◆ **Texto de estudo**
=-=-=
Muitos jogadores old school conhecem essa história. Alguns lembram dela como a primeira aparição das criaturas dos Cthulhu Mythos em um livro oficial de Dungeons and Dragons. Mas o que pouca gente sabe é que esse capítulo era uma revisão direta dos artigos escritos por Eric Holmes para a Dragon Magazine. Muito se comenta que Holmes não recebeu os devidos créditos como co-autor desse material e que ele foi lembrado apenas em uma nota de rodapé pela sua "ajuda com os Mythos de Cthulhu" na sessão de créditos e agradecimentos. Uma análise do artigo original da revista e do "Deities and Demigods" mostra claramente que o segundo decorre diretamente do primeiro, com algumas pequenas mudanças para conformar as entidades dentro dos mundos de D&D.

Por exemplo, o texto de Holmes dizia que Alhazred havia sido morto por demônios invisíveis nas ruas lotadas de Damasco, diante de inúmeras testemunhas. Já no Livro oficial, ele havia sido morto em uma cidade à beira de um deserto por demônios invisíveis, diante das mesmas testemunhas.

Haviam outros trechos revisados, mas todos guardavam grande semelhança com os textos escritos por Holmes em seu artigo original. Uma das entidades, Yig, por alguma razão havia sido completamente esquecido no Livro. Ironicamente, uma entidade serpente daquele tipo funcionaria perfeitamente em um mundo de fantasia como D&D.

Os Mythos de Cthulhu estariam presentes na primeira e segunda edições do Deities and Demigods, sendo que na segunda havia uma nota de agradecimento a Chaosium pela permissão concedida para usá-los no livro. Entretanto, os Mythos seriam removidos pela TSR na terceira edição em diante, junto com a Mitologia de Melnibononé (da Saga de Elric de Melniboné criada pelo autor britânico Michael Moorcock). Isso reduziu o livro das 144 páginas originais para 128.
=-=-=
◆ **Dados fornecidos**
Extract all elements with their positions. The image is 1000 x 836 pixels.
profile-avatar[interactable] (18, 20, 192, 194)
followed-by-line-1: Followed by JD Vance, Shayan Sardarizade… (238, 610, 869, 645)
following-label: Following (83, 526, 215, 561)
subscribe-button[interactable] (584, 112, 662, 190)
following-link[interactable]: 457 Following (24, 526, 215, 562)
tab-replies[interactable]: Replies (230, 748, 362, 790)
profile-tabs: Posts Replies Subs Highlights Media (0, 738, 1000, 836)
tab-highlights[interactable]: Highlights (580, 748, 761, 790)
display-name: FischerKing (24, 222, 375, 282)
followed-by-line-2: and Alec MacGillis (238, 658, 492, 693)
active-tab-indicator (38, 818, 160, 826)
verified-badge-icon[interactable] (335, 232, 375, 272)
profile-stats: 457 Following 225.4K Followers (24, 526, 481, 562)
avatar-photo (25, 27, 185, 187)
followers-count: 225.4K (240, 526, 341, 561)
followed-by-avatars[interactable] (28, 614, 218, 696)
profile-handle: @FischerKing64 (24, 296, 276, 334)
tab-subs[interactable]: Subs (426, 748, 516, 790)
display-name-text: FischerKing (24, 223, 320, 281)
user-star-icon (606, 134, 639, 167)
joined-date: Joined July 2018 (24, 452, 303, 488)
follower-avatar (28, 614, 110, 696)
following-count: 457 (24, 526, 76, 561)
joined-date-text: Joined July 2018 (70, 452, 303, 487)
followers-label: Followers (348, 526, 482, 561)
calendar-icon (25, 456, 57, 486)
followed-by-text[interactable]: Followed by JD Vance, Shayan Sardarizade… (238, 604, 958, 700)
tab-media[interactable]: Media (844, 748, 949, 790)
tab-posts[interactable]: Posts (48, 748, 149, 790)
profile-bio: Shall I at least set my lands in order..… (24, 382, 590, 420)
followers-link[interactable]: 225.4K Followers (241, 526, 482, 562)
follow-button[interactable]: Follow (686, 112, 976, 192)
=-=-=
◆ **Tarefa 1**
Responda às perguntas sobre o texto a respeito dos Mythos de Cthulhu no Deities and Demigods.
(a) Em que revista foram publicados os artigos de Eric Holmes?
(b) Segundo o texto de Holmes, em que cidade Alhazred foi morto?
(c) Com quantas páginas o livro ficou após a remoção dos Mythos?
◆ **Tarefa 2**
Dê continuação ao texto sobre os Mythos de Cthulhu no Deities and Demigods, a partir de sua última frase.
Os dados acima não têm relação com o texto de estudo.

◆ **Espaço de resposta 1**
(a) Na Dragon Magazine.
(b) Em Damasco.
(c) Com 128 páginas.

◆ **Espaço de resposta 2**
Muitos rumores circularam nos bastidores a respeito da razão para isso ter acontecido, mas Jim Ward recentemente confirmou que isso foi feito à pedido da Chaosium ainda que a Arkham House e MIchael Moorcock tivesse dado permissão para continuar com o uso. Essa remoção, é claro, coincidiu com o lançamento do RPG Call of Cthulhu em 1981, que marcou o início do primeiro jogo diretamente inspirado pela obra de H.P. Lovecraft. Pouco depois, o Universo de Moorcock também seria adaptado pela Chaosium em outra ambientação com o selo da editora chamada "Stormbringer" (o nome da lendária espada de Elric).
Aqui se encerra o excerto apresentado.